• [AIM OF THE TASK] Where the word "Plus" shows up in the entries below, please copy the whole line.

════════════════

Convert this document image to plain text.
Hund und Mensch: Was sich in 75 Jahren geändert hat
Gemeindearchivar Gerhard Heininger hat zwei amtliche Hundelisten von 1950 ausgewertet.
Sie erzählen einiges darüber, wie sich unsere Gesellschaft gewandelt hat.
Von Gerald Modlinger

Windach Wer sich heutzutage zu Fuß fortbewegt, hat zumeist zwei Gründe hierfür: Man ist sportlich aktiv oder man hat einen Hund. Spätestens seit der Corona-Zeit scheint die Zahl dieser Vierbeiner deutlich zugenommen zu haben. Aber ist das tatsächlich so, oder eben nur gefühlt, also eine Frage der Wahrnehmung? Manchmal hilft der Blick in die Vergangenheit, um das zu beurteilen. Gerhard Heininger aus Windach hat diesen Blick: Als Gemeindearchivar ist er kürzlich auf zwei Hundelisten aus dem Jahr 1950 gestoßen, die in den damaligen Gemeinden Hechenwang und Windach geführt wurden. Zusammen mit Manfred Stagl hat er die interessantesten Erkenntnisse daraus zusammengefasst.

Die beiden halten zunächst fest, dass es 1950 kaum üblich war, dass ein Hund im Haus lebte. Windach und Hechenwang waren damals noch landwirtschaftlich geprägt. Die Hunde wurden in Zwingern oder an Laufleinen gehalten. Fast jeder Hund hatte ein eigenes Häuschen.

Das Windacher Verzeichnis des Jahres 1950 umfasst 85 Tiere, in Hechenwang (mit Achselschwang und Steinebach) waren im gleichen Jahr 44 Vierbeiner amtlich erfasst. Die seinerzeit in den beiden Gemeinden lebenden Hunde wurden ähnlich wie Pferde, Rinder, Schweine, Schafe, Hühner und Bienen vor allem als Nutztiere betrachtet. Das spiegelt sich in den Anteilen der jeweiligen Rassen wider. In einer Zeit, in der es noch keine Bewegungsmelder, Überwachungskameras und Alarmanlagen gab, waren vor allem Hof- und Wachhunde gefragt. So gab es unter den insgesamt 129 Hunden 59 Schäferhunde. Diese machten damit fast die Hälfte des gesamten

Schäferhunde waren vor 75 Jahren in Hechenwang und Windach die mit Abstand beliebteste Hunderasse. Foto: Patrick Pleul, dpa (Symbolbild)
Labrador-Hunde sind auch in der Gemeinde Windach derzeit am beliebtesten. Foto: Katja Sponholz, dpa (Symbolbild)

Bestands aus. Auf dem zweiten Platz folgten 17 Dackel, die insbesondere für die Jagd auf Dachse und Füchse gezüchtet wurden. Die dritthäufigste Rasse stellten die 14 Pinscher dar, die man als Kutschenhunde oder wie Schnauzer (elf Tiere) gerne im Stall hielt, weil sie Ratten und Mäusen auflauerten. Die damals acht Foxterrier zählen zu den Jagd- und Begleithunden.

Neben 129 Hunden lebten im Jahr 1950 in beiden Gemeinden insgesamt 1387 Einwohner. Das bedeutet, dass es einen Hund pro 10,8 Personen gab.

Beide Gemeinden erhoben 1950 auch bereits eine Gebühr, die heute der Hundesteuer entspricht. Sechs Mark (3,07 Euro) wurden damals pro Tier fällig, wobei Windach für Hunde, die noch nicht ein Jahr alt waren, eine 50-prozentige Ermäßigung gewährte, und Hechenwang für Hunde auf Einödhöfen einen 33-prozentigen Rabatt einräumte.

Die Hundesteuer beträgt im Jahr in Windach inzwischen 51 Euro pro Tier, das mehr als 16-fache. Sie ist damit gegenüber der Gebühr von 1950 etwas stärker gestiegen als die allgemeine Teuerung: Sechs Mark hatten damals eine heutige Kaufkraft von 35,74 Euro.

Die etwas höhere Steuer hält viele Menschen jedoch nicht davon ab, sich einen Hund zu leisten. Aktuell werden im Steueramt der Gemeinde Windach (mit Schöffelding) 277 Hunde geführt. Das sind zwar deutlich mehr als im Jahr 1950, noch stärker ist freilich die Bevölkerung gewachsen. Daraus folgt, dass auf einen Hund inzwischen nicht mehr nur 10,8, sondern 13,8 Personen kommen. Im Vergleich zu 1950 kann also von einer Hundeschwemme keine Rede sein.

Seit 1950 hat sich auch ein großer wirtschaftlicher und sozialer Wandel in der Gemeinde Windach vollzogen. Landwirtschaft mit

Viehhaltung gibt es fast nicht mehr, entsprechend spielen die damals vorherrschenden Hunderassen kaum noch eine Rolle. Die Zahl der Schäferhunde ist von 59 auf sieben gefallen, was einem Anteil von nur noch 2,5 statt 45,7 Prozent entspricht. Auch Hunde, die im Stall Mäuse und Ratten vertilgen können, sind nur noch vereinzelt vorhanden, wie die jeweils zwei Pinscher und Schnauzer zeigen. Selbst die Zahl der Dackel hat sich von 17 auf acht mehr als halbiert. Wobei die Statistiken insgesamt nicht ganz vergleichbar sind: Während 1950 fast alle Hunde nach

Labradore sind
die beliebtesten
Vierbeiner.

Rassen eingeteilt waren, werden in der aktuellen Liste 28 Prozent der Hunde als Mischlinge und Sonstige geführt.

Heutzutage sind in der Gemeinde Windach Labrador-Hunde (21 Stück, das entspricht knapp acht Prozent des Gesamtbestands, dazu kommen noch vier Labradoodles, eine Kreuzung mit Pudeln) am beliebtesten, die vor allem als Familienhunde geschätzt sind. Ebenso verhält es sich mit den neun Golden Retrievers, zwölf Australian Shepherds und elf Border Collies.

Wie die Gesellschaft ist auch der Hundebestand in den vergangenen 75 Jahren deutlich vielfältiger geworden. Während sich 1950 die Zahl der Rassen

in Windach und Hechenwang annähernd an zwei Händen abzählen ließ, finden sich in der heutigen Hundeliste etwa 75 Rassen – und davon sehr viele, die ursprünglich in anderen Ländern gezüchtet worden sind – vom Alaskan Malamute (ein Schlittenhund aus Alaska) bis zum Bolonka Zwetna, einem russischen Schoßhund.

════════════════

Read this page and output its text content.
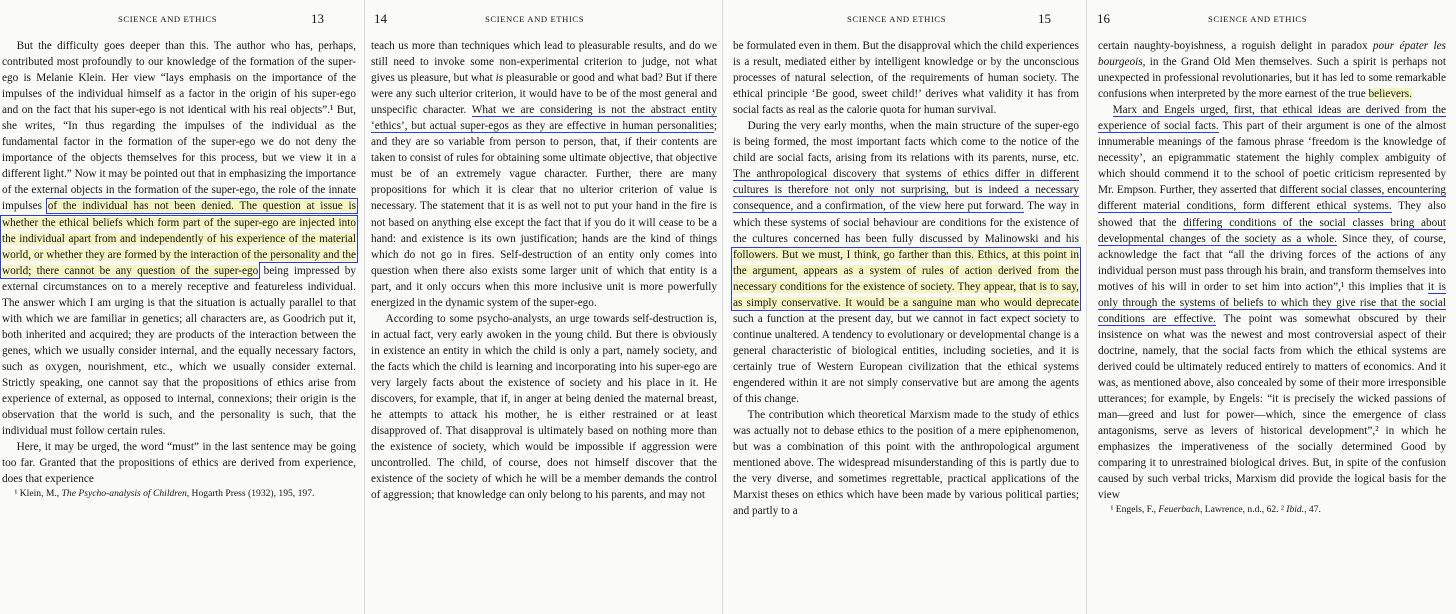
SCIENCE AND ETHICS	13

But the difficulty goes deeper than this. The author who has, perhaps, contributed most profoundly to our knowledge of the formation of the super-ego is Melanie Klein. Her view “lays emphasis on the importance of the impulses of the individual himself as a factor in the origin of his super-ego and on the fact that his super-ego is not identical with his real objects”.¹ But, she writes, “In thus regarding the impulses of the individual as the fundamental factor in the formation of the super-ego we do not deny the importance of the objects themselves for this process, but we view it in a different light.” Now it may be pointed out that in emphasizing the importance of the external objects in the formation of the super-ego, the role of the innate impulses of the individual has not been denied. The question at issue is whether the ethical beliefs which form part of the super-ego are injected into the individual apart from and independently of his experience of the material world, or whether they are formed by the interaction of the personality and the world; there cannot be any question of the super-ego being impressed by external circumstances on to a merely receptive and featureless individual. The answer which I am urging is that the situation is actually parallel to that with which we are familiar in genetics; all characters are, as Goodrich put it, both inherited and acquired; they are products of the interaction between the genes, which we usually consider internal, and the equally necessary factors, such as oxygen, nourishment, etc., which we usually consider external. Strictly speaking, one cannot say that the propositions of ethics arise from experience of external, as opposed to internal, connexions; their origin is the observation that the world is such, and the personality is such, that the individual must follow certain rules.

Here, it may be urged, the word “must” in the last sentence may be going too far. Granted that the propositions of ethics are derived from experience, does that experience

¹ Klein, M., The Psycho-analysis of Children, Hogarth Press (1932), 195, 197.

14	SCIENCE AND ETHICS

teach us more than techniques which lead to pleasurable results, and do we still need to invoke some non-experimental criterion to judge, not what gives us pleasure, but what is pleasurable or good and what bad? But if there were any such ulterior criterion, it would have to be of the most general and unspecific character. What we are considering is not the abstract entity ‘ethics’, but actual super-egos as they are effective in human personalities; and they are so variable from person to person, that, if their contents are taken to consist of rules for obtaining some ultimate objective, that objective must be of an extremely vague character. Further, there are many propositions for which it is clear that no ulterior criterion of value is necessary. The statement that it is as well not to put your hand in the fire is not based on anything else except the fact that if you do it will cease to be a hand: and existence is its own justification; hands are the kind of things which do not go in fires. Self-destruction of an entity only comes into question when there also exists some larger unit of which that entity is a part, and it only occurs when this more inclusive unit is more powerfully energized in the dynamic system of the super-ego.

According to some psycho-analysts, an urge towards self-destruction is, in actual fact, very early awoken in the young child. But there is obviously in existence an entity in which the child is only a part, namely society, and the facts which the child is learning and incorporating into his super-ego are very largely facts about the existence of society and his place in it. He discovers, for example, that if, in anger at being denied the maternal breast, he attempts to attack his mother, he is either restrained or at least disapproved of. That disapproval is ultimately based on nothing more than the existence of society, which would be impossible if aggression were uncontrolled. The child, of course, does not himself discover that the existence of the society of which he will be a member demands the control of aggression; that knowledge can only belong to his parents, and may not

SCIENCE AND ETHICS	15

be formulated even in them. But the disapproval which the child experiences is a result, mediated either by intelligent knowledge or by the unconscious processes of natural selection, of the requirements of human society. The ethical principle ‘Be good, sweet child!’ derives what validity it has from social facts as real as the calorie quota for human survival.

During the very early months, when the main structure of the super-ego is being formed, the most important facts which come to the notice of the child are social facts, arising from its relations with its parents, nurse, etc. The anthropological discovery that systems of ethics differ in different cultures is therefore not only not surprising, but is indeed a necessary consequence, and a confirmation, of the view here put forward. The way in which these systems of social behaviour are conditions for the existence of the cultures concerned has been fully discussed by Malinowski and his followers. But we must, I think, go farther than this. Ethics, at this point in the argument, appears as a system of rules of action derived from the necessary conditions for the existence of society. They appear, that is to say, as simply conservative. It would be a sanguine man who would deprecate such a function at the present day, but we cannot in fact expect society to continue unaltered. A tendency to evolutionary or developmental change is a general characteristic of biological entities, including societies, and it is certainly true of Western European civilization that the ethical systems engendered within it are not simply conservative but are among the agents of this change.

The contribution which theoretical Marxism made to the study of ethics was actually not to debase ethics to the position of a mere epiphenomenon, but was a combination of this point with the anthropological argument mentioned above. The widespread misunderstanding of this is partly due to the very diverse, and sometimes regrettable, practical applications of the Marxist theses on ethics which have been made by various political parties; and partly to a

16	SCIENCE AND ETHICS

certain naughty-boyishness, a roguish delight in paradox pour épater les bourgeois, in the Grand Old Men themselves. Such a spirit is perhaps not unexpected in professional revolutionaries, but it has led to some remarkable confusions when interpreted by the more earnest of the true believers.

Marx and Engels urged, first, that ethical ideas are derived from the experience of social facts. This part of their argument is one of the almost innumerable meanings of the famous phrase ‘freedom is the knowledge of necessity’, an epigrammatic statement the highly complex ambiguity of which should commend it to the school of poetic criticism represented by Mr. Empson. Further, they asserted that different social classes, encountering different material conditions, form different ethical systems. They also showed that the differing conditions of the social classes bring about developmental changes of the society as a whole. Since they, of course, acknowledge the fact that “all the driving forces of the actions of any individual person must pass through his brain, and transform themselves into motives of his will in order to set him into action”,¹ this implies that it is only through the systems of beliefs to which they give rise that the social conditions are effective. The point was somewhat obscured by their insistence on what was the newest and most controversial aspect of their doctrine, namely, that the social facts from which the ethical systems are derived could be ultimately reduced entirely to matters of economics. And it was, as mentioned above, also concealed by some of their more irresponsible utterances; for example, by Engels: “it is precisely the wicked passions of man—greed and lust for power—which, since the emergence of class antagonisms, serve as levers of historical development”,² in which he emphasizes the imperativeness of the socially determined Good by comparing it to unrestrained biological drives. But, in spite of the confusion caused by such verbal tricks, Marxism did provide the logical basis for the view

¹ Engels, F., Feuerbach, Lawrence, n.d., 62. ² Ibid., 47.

════════════════

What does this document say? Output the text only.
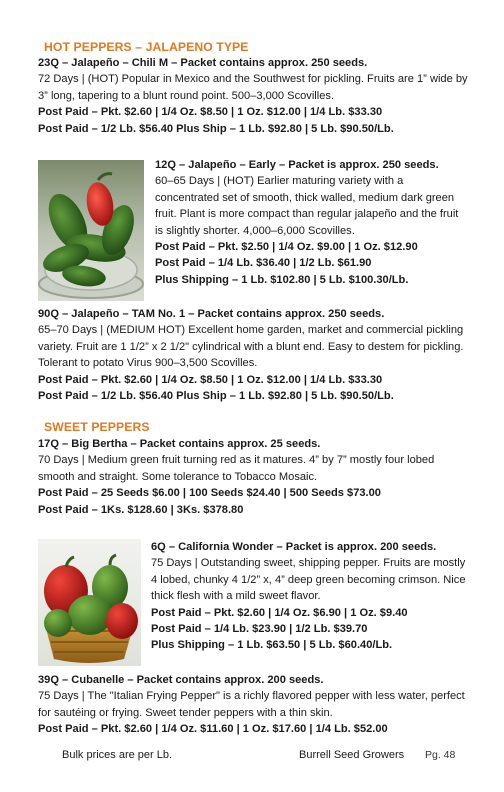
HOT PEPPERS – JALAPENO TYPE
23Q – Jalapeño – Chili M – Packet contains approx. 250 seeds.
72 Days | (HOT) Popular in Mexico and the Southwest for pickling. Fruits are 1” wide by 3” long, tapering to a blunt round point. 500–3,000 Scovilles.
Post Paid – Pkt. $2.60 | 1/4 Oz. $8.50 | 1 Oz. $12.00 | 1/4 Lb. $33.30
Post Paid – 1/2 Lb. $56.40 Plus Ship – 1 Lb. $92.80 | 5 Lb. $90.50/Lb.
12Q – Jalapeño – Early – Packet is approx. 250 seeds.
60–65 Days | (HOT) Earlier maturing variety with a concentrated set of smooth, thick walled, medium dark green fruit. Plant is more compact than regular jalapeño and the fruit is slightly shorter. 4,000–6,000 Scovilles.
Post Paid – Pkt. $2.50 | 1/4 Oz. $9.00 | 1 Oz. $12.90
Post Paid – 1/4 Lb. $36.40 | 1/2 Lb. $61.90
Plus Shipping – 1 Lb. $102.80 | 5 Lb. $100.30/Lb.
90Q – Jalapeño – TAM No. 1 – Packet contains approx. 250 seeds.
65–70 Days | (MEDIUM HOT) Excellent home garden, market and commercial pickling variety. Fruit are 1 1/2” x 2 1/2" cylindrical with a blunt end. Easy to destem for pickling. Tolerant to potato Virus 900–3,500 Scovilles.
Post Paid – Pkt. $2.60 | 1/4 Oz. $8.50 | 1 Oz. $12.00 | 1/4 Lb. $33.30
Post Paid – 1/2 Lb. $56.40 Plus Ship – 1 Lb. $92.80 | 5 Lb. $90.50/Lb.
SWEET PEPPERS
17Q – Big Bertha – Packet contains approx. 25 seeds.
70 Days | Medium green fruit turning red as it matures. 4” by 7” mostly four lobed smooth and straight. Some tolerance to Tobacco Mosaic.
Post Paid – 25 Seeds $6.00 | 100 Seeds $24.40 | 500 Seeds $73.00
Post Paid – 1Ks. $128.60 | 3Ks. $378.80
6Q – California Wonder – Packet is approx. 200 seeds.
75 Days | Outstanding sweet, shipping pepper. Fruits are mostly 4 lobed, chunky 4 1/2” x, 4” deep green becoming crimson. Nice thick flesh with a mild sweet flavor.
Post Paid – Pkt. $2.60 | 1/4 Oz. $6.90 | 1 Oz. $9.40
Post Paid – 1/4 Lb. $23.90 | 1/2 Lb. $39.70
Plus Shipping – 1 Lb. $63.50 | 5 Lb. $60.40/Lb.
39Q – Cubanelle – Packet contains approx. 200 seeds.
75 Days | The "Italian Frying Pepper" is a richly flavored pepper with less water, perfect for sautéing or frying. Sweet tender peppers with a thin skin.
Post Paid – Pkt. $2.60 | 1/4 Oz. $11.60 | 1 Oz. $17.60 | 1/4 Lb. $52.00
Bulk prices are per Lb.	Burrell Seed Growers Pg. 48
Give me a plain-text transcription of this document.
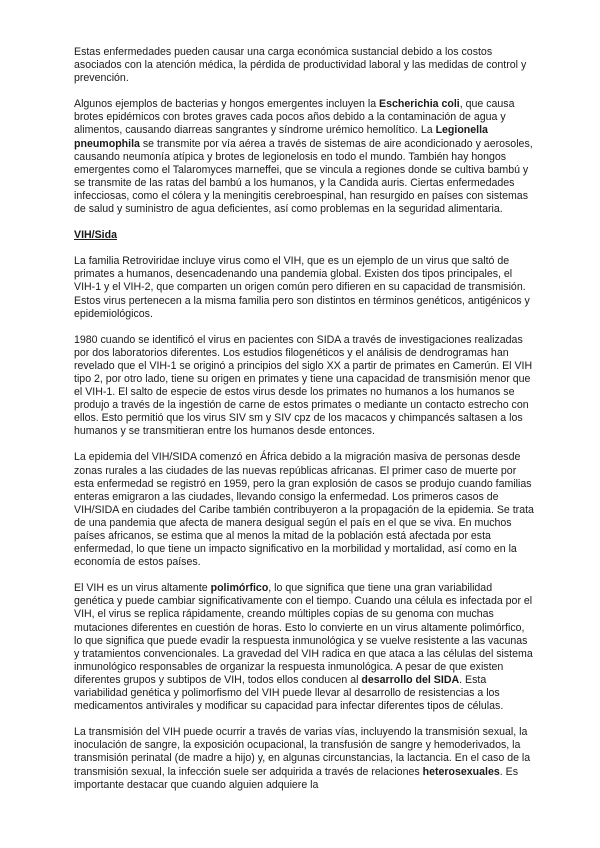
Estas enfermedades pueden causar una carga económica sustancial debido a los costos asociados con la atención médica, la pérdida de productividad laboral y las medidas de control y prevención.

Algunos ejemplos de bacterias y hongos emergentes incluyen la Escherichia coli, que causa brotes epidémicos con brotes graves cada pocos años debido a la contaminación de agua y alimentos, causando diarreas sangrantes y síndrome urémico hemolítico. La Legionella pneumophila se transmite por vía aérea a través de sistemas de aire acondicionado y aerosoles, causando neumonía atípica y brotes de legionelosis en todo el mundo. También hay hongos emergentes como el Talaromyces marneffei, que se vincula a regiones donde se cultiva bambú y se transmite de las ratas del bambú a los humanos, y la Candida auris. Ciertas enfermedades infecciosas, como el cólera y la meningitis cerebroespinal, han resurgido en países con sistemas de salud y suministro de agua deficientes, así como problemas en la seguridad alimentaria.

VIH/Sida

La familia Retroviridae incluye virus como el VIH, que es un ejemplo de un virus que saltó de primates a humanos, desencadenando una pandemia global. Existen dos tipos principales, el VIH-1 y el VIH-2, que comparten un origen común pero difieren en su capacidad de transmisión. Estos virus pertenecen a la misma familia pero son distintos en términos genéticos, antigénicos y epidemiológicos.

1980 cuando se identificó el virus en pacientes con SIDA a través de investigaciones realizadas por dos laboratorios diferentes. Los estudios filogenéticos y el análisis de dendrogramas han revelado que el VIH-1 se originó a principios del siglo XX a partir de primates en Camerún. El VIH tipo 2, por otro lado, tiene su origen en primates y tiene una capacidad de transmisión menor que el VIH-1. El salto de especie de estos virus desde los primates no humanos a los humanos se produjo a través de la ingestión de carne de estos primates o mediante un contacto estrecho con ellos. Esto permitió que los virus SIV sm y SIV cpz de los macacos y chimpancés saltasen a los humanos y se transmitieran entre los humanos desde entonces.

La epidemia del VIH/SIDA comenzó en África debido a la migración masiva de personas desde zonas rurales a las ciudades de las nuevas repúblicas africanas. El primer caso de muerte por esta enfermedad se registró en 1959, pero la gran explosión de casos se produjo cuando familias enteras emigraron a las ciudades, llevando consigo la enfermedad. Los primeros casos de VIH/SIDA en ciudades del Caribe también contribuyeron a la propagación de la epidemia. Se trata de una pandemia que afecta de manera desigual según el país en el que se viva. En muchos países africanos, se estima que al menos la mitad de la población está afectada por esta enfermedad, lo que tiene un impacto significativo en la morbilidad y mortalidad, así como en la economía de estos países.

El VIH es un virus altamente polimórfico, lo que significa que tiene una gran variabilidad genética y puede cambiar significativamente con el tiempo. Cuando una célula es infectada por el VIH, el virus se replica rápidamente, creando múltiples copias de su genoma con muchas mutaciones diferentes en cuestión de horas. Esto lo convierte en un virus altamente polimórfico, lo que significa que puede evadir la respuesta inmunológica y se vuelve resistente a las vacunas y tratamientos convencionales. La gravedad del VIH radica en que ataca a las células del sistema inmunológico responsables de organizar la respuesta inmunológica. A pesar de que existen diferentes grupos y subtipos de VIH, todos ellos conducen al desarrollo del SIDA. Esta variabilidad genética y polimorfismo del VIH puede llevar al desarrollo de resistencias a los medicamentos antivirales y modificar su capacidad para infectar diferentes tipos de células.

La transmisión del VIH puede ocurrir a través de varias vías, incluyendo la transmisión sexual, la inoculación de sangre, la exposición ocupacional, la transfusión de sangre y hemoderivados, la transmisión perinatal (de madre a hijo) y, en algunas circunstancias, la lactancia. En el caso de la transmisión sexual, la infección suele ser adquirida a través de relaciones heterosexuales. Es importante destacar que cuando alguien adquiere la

════════════════

• [EXERCISE RESULT]
Post Paid – 1/2 Lb. $56.40 Plus Ship – 1 Lb. $92.80 | 5 Lb. $90.50/Lb.
Plus Shipping – 1 Lb. $102.80 | 5 Lb. $100.30/Lb.
Post Paid – 1/2 Lb. $56.40 Plus Ship – 1 Lb. $92.80 | 5 Lb. $90.50/Lb.
Plus Shipping – 1 Lb. $63.50 | 5 Lb. $60.40/Lb.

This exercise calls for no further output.